>> Start Records for the task

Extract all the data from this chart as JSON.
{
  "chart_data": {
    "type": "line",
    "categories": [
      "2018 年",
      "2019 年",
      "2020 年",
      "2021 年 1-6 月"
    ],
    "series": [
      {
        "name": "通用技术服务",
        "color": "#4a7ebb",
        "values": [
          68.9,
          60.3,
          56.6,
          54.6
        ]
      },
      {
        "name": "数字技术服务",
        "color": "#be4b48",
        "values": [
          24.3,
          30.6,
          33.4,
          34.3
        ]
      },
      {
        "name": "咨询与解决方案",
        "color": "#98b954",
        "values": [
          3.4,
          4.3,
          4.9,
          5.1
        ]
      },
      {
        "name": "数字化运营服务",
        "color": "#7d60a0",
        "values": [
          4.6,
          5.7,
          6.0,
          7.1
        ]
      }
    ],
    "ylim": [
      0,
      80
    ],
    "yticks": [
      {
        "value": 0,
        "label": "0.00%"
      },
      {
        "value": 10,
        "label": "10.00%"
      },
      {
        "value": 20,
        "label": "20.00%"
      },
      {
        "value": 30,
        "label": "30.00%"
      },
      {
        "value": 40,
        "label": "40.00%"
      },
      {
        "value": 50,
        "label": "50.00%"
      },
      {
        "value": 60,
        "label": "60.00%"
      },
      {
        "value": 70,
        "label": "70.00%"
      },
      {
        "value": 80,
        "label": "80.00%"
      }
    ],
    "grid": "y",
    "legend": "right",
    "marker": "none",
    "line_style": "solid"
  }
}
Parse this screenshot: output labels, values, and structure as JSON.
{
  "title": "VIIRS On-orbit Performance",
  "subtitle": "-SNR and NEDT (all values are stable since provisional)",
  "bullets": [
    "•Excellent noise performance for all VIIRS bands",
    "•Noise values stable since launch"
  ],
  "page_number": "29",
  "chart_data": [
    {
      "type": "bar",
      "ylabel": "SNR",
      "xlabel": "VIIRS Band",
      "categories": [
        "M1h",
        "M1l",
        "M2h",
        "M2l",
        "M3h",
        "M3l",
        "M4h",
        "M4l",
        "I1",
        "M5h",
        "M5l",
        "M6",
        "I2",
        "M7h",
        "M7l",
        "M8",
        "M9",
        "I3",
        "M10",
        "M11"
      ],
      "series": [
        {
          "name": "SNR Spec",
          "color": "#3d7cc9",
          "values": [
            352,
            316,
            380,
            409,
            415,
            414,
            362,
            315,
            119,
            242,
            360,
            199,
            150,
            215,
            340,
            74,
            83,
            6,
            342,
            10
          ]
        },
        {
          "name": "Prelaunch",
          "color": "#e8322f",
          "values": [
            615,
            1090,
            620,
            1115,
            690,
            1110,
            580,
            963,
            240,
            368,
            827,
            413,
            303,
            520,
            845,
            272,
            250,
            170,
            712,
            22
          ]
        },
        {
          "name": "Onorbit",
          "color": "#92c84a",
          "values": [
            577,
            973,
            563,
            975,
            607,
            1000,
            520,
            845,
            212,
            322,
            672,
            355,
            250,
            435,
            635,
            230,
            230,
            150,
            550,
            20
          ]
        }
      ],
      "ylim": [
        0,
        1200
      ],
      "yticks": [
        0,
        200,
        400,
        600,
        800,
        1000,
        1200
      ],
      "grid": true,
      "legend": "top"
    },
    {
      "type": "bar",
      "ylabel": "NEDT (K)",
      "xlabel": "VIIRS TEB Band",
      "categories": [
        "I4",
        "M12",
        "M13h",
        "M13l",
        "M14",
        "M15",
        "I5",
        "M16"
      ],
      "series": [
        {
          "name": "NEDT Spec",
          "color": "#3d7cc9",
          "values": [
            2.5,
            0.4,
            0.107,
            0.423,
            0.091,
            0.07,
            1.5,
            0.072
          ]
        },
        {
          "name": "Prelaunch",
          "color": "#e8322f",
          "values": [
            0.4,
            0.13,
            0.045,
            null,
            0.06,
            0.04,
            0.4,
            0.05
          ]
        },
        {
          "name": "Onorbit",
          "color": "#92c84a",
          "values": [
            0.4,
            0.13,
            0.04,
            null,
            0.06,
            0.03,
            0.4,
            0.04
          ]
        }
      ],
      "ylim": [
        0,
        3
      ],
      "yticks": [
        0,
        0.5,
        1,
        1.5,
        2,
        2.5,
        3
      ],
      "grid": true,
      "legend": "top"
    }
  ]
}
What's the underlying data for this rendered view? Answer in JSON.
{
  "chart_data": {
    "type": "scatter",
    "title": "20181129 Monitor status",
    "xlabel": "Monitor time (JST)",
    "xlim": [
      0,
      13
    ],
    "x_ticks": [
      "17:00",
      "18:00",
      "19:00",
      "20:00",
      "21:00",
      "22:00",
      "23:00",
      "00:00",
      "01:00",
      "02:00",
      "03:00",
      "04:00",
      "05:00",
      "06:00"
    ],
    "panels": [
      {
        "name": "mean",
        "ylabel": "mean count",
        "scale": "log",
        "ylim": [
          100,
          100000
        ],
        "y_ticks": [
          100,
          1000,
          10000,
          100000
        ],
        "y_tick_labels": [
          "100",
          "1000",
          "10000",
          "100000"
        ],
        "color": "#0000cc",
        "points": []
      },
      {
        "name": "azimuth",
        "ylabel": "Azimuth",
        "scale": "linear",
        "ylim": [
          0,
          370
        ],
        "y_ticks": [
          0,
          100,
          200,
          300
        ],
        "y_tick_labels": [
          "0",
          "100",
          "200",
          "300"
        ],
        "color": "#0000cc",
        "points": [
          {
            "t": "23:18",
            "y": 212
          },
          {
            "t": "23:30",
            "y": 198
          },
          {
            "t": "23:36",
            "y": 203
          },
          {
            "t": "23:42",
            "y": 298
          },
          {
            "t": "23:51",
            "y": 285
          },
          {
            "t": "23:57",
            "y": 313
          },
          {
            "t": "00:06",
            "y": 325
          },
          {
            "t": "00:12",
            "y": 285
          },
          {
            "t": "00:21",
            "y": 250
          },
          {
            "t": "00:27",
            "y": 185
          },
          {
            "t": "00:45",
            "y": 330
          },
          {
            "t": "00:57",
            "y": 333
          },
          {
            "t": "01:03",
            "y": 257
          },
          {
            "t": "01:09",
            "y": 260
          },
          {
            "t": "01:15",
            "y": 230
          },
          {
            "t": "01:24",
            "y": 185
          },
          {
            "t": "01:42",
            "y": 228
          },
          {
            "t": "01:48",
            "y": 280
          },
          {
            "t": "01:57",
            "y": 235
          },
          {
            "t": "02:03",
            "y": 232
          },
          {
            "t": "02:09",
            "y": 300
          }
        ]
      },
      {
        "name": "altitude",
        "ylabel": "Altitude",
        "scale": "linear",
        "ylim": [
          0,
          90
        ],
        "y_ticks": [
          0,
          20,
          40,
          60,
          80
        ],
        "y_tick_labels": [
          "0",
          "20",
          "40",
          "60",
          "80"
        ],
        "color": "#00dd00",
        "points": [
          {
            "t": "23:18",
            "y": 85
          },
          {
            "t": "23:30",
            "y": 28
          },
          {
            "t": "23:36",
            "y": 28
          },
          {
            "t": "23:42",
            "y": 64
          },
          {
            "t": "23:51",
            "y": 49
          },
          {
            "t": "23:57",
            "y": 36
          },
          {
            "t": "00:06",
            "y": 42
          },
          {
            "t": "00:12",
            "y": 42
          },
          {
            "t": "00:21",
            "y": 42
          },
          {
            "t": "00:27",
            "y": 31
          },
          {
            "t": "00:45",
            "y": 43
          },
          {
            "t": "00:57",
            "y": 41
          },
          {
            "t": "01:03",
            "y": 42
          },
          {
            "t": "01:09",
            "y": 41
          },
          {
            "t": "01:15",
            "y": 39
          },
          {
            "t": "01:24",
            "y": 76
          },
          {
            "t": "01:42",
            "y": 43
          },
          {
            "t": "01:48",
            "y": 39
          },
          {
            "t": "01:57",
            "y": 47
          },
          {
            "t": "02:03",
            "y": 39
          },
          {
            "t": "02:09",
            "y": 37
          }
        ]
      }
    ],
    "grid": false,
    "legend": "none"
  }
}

>> End Records for the task

◆ **Given request**:
In the listing above, find the lines holding the word "since" and copy them.

◆ **Correct result**:
  "subtitle": "-SNR and NEDT (all values are stable since provisional)",
    "•Noise values stable since launch"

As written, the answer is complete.